WHAT TO DO:
Extract the text of each entry below exactly, leaving every image behind.

INFORMATION SHOWN:
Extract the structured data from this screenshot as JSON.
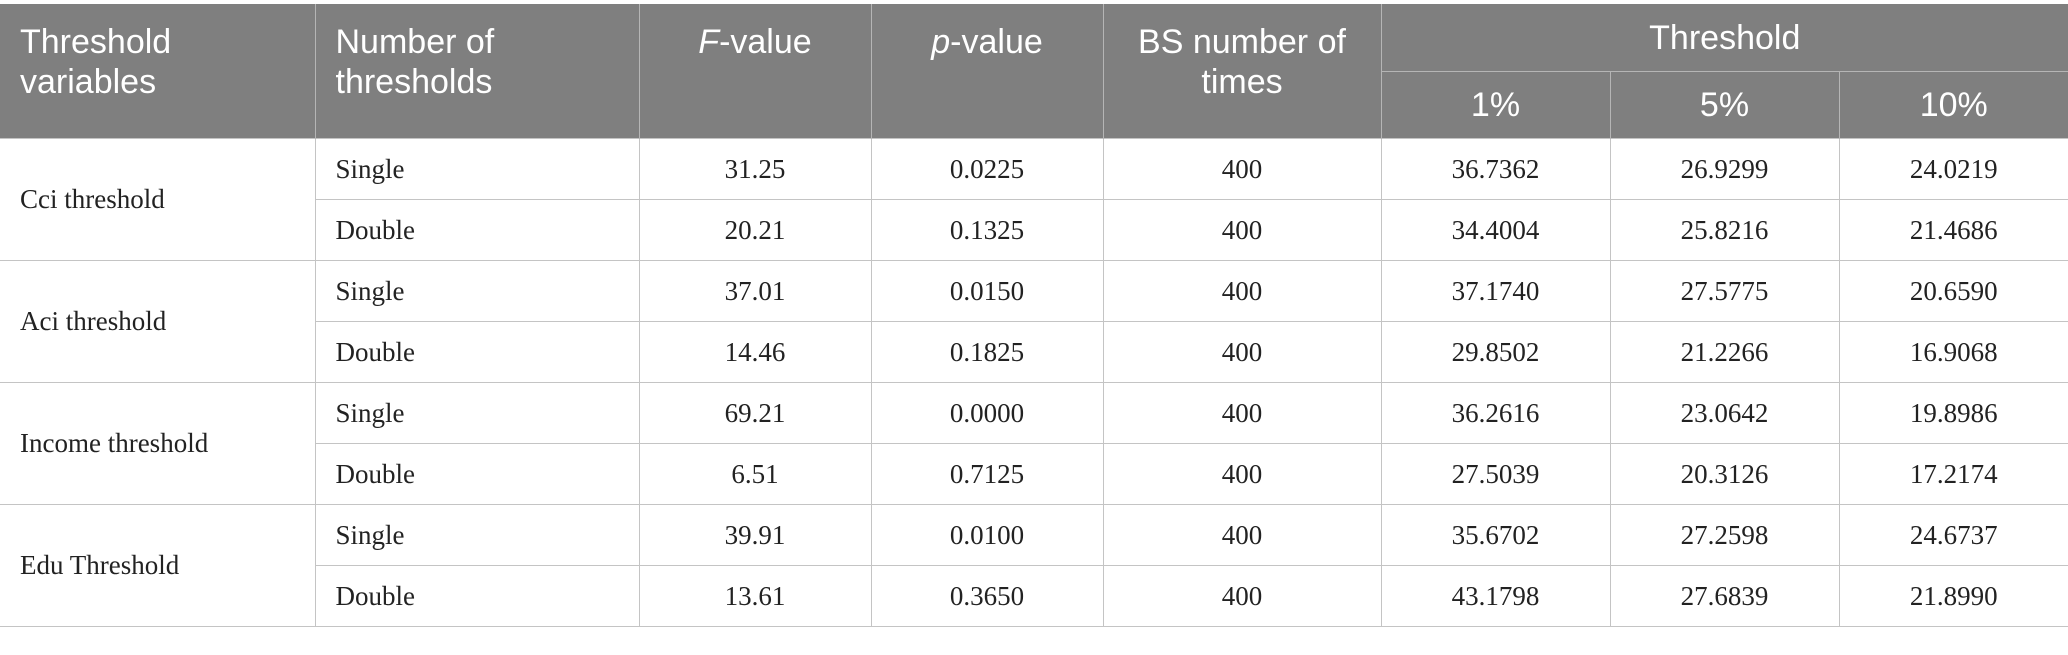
{
  "table": {
    "headers": {
      "threshold_variables": "Threshold variables",
      "number_of_thresholds": "Number of thresholds",
      "f_value_italic": "F",
      "f_value_rest": "-value",
      "p_value_italic": "p",
      "p_value_rest": "-value",
      "bs_number": "BS number of times",
      "threshold_group": "Threshold",
      "pct_1": "1%",
      "pct_5": "5%",
      "pct_10": "10%"
    },
    "groups": [
      {
        "variable": "Cci threshold",
        "rows": [
          {
            "type": "Single",
            "f": "31.25",
            "p": "0.0225",
            "bs": "400",
            "t1": "36.7362",
            "t5": "26.9299",
            "t10": "24.0219"
          },
          {
            "type": "Double",
            "f": "20.21",
            "p": "0.1325",
            "bs": "400",
            "t1": "34.4004",
            "t5": "25.8216",
            "t10": "21.4686"
          }
        ]
      },
      {
        "variable": "Aci threshold",
        "rows": [
          {
            "type": "Single",
            "f": "37.01",
            "p": "0.0150",
            "bs": "400",
            "t1": "37.1740",
            "t5": "27.5775",
            "t10": "20.6590"
          },
          {
            "type": "Double",
            "f": "14.46",
            "p": "0.1825",
            "bs": "400",
            "t1": "29.8502",
            "t5": "21.2266",
            "t10": "16.9068"
          }
        ]
      },
      {
        "variable": "Income threshold",
        "rows": [
          {
            "type": "Single",
            "f": "69.21",
            "p": "0.0000",
            "bs": "400",
            "t1": "36.2616",
            "t5": "23.0642",
            "t10": "19.8986"
          },
          {
            "type": "Double",
            "f": "6.51",
            "p": "0.7125",
            "bs": "400",
            "t1": "27.5039",
            "t5": "20.3126",
            "t10": "17.2174"
          }
        ]
      },
      {
        "variable": "Edu Threshold",
        "rows": [
          {
            "type": "Single",
            "f": "39.91",
            "p": "0.0100",
            "bs": "400",
            "t1": "35.6702",
            "t5": "27.2598",
            "t10": "24.6737"
          },
          {
            "type": "Double",
            "f": "13.61",
            "p": "0.3650",
            "bs": "400",
            "t1": "43.1798",
            "t5": "27.6839",
            "t10": "21.8990"
          }
        ]
      }
    ]
  }
}
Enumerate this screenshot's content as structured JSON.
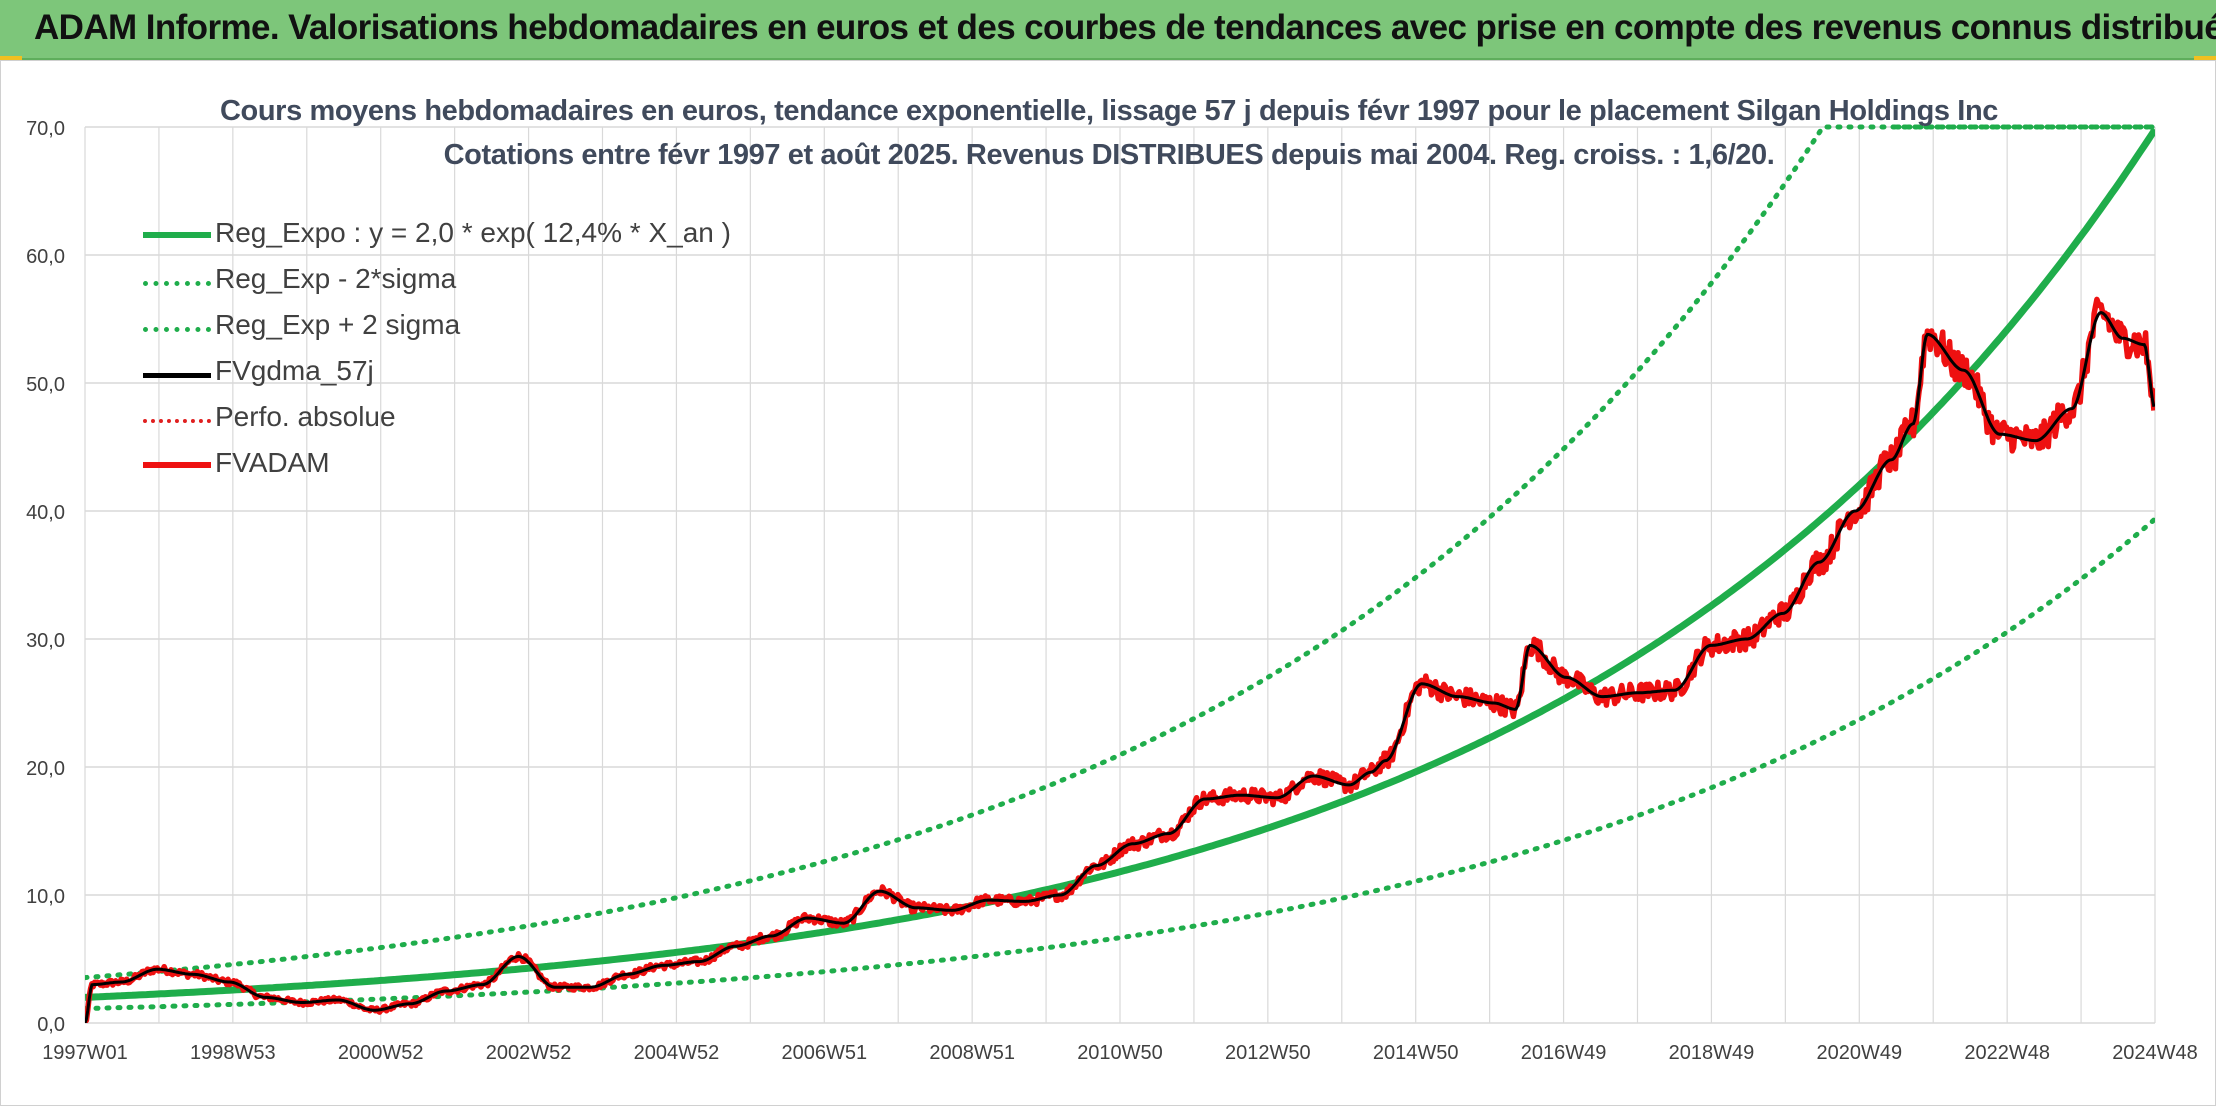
{
  "banner": {
    "title": "ADAM Informe. Valorisations hebdomadaires en euros et des courbes de tendances avec prise en compte des revenus connus distribués"
  },
  "colors": {
    "banner_bg": "#7dc67a",
    "regression": "#1fad4b",
    "sigma_bands": "#1fad4b",
    "smoothed": "#000000",
    "perfo_absolue": "#e02020",
    "fvadam": "#ee1111",
    "grid": "#d9d9d9"
  },
  "chart_data": {
    "type": "line",
    "title": "Cours moyens hebdomadaires en euros, tendance exponentielle, lissage 57 j depuis févr 1997 pour le placement Silgan Holdings Inc",
    "subtitle": "Cotations entre févr 1997 et août 2025. Revenus DISTRIBUES depuis mai 2004. Reg. croiss. : 1,6/20.",
    "x_tick_labels": [
      "1997W01",
      "1998W53",
      "2000W52",
      "2002W52",
      "2004W52",
      "2006W51",
      "2008W51",
      "2010W50",
      "2012W50",
      "2014W50",
      "2016W49",
      "2018W49",
      "2020W49",
      "2022W48",
      "2024W48"
    ],
    "x_range": [
      1997.0,
      2025.65
    ],
    "ylim": [
      0,
      70
    ],
    "y_ticks": [
      "0,0",
      "10,0",
      "20,0",
      "30,0",
      "40,0",
      "50,0",
      "60,0",
      "70,0"
    ],
    "y_tick_values": [
      0,
      10,
      20,
      30,
      40,
      50,
      60,
      70
    ],
    "grid": true,
    "legend_position": "top-left",
    "series": [
      {
        "name": "Reg_Expo : y = 2,0 * exp( 12,4% *  X_an )",
        "style": "solid-thick",
        "formula": {
          "a": 2.0,
          "rate": 0.124,
          "start_year": 1997.0
        }
      },
      {
        "name": "Reg_Exp - 2*sigma",
        "style": "dotted",
        "formula": {
          "a": 1.128,
          "rate": 0.124,
          "start_year": 1997.0
        }
      },
      {
        "name": "Reg_Exp + 2 sigma",
        "style": "dotted",
        "formula": {
          "a": 3.546,
          "rate": 0.124,
          "start_year": 1997.0
        }
      },
      {
        "name": "FVgdma_57j",
        "style": "solid"
      },
      {
        "name": "Perfo. absolue",
        "style": "dotted"
      },
      {
        "name": "FVADAM",
        "style": "solid-thick"
      }
    ],
    "price_points": {
      "x": [
        1997.0,
        1997.1,
        1997.5,
        1998.0,
        1998.5,
        1999.0,
        1999.5,
        2000.0,
        2000.5,
        2001.0,
        2001.5,
        2002.0,
        2002.5,
        2003.0,
        2003.5,
        2004.0,
        2004.5,
        2005.0,
        2005.5,
        2006.0,
        2006.5,
        2007.0,
        2007.5,
        2008.0,
        2008.5,
        2009.0,
        2009.5,
        2010.0,
        2010.5,
        2011.0,
        2011.5,
        2012.0,
        2012.5,
        2013.0,
        2013.5,
        2014.0,
        2014.5,
        2014.8,
        2015.0,
        2015.5,
        2016.0,
        2016.5,
        2016.8,
        2017.0,
        2017.5,
        2018.0,
        2018.5,
        2019.0,
        2019.5,
        2020.0,
        2020.5,
        2021.0,
        2021.5,
        2022.0,
        2022.3,
        2022.5,
        2023.0,
        2023.5,
        2024.0,
        2024.5,
        2024.9,
        2025.2,
        2025.5,
        2025.65
      ],
      "y": [
        0,
        3.0,
        3.2,
        4.2,
        3.8,
        3.2,
        2.0,
        1.6,
        1.8,
        1.0,
        1.5,
        2.5,
        3.0,
        5.2,
        2.8,
        2.8,
        3.8,
        4.5,
        4.8,
        6.0,
        6.8,
        8.2,
        7.8,
        10.3,
        9.0,
        8.8,
        9.6,
        9.5,
        10.0,
        12.3,
        14.0,
        14.8,
        17.5,
        17.8,
        17.6,
        19.3,
        18.6,
        19.6,
        20.5,
        26.5,
        25.5,
        25.0,
        24.5,
        29.5,
        27.0,
        25.5,
        25.8,
        26.0,
        29.5,
        30.0,
        32.0,
        36.0,
        40.0,
        44.0,
        46.8,
        53.8,
        51.0,
        46.0,
        45.5,
        48.0,
        55.5,
        53.5,
        53.0,
        48.0
      ]
    }
  }
}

EXERCISE RESPONSE:
Extract the structured data from this screenshot as JSON.
{
  "table": {
    "headers": {
      "threshold_variables": "Threshold variables",
      "number_of_thresholds": "Number of thresholds",
      "f_value_italic": "F",
      "f_value_rest": "-value",
      "p_value_italic": "p",
      "p_value_rest": "-value",
      "bs_number": "BS number of times",
      "threshold_group": "Threshold",
      "pct_1": "1%",
      "pct_5": "5%",
      "pct_10": "10%"
    },
    "groups": [
      {
        "variable": "Cci threshold",
        "rows": [
          {
            "type": "Single",
            "f": "31.25",
            "p": "0.0225",
            "bs": "400",
            "t1": "36.7362",
            "t5": "26.9299",
            "t10": "24.0219"
          },
          {
            "type": "Double",
            "f": "20.21",
            "p": "0.1325",
            "bs": "400",
            "t1": "34.4004",
            "t5": "25.8216",
            "t10": "21.4686"
          }
        ]
      },
      {
        "variable": "Aci threshold",
        "rows": [
          {
            "type": "Single",
            "f": "37.01",
            "p": "0.0150",
            "bs": "400",
            "t1": "37.1740",
            "t5": "27.5775",
            "t10": "20.6590"
          },
          {
            "type": "Double",
            "f": "14.46",
            "p": "0.1825",
            "bs": "400",
            "t1": "29.8502",
            "t5": "21.2266",
            "t10": "16.9068"
          }
        ]
      },
      {
        "variable": "Income threshold",
        "rows": [
          {
            "type": "Single",
            "f": "69.21",
            "p": "0.0000",
            "bs": "400",
            "t1": "36.2616",
            "t5": "23.0642",
            "t10": "19.8986"
          },
          {
            "type": "Double",
            "f": "6.51",
            "p": "0.7125",
            "bs": "400",
            "t1": "27.5039",
            "t5": "20.3126",
            "t10": "17.2174"
          }
        ]
      },
      {
        "variable": "Edu Threshold",
        "rows": [
          {
            "type": "Single",
            "f": "39.91",
            "p": "0.0100",
            "bs": "400",
            "t1": "35.6702",
            "t5": "27.2598",
            "t10": "24.6737"
          },
          {
            "type": "Double",
            "f": "13.61",
            "p": "0.3650",
            "bs": "400",
            "t1": "43.1798",
            "t5": "27.6839",
            "t10": "21.8990"
          }
        ]
      }
    ]
  }
}
Enumerate this screenshot's content as structured JSON.
{
  "banner": {
    "title": "ADAM Informe. Valorisations hebdomadaires en euros et des courbes de tendances avec prise en compte des revenus connus distribués"
  },
  "colors": {
    "banner_bg": "#7dc67a",
    "regression": "#1fad4b",
    "sigma_bands": "#1fad4b",
    "smoothed": "#000000",
    "perfo_absolue": "#e02020",
    "fvadam": "#ee1111",
    "grid": "#d9d9d9"
  },
  "chart_data": {
    "type": "line",
    "title": "Cours moyens hebdomadaires en euros, tendance exponentielle, lissage 57 j depuis févr 1997 pour le placement Silgan Holdings Inc",
    "subtitle": "Cotations entre févr 1997 et août 2025. Revenus DISTRIBUES depuis mai 2004. Reg. croiss. : 1,6/20.",
    "x_tick_labels": [
      "1997W01",
      "1998W53",
      "2000W52",
      "2002W52",
      "2004W52",
      "2006W51",
      "2008W51",
      "2010W50",
      "2012W50",
      "2014W50",
      "2016W49",
      "2018W49",
      "2020W49",
      "2022W48",
      "2024W48"
    ],
    "x_range": [
      1997.0,
      2025.65
    ],
    "ylim": [
      0,
      70
    ],
    "y_ticks": [
      "0,0",
      "10,0",
      "20,0",
      "30,0",
      "40,0",
      "50,0",
      "60,0",
      "70,0"
    ],
    "y_tick_values": [
      0,
      10,
      20,
      30,
      40,
      50,
      60,
      70
    ],
    "grid": true,
    "legend_position": "top-left",
    "series": [
      {
        "name": "Reg_Expo : y = 2,0 * exp( 12,4% *  X_an )",
        "style": "solid-thick",
        "formula": {
          "a": 2.0,
          "rate": 0.124,
          "start_year": 1997.0
        }
      },
      {
        "name": "Reg_Exp - 2*sigma",
        "style": "dotted",
        "formula": {
          "a": 1.128,
          "rate": 0.124,
          "start_year": 1997.0
        }
      },
      {
        "name": "Reg_Exp + 2 sigma",
        "style": "dotted",
        "formula": {
          "a": 3.546,
          "rate": 0.124,
          "start_year": 1997.0
        }
      },
      {
        "name": "FVgdma_57j",
        "style": "solid"
      },
      {
        "name": "Perfo. absolue",
        "style": "dotted"
      },
      {
        "name": "FVADAM",
        "style": "solid-thick"
      }
    ],
    "price_points": {
      "x": [
        1997.0,
        1997.1,
        1997.5,
        1998.0,
        1998.5,
        1999.0,
        1999.5,
        2000.0,
        2000.5,
        2001.0,
        2001.5,
        2002.0,
        2002.5,
        2003.0,
        2003.5,
        2004.0,
        2004.5,
        2005.0,
        2005.5,
        2006.0,
        2006.5,
        2007.0,
        2007.5,
        2008.0,
        2008.5,
        2009.0,
        2009.5,
        2010.0,
        2010.5,
        2011.0,
        2011.5,
        2012.0,
        2012.5,
        2013.0,
        2013.5,
        2014.0,
        2014.5,
        2014.8,
        2015.0,
        2015.5,
        2016.0,
        2016.5,
        2016.8,
        2017.0,
        2017.5,
        2018.0,
        2018.5,
        2019.0,
        2019.5,
        2020.0,
        2020.5,
        2021.0,
        2021.5,
        2022.0,
        2022.3,
        2022.5,
        2023.0,
        2023.5,
        2024.0,
        2024.5,
        2024.9,
        2025.2,
        2025.5,
        2025.65
      ],
      "y": [
        0,
        3.0,
        3.2,
        4.2,
        3.8,
        3.2,
        2.0,
        1.6,
        1.8,
        1.0,
        1.5,
        2.5,
        3.0,
        5.2,
        2.8,
        2.8,
        3.8,
        4.5,
        4.8,
        6.0,
        6.8,
        8.2,
        7.8,
        10.3,
        9.0,
        8.8,
        9.6,
        9.5,
        10.0,
        12.3,
        14.0,
        14.8,
        17.5,
        17.8,
        17.6,
        19.3,
        18.6,
        19.6,
        20.5,
        26.5,
        25.5,
        25.0,
        24.5,
        29.5,
        27.0,
        25.5,
        25.8,
        26.0,
        29.5,
        30.0,
        32.0,
        36.0,
        40.0,
        44.0,
        46.8,
        53.8,
        51.0,
        46.0,
        45.5,
        48.0,
        55.5,
        53.5,
        53.0,
        48.0
      ]
    }
  }
}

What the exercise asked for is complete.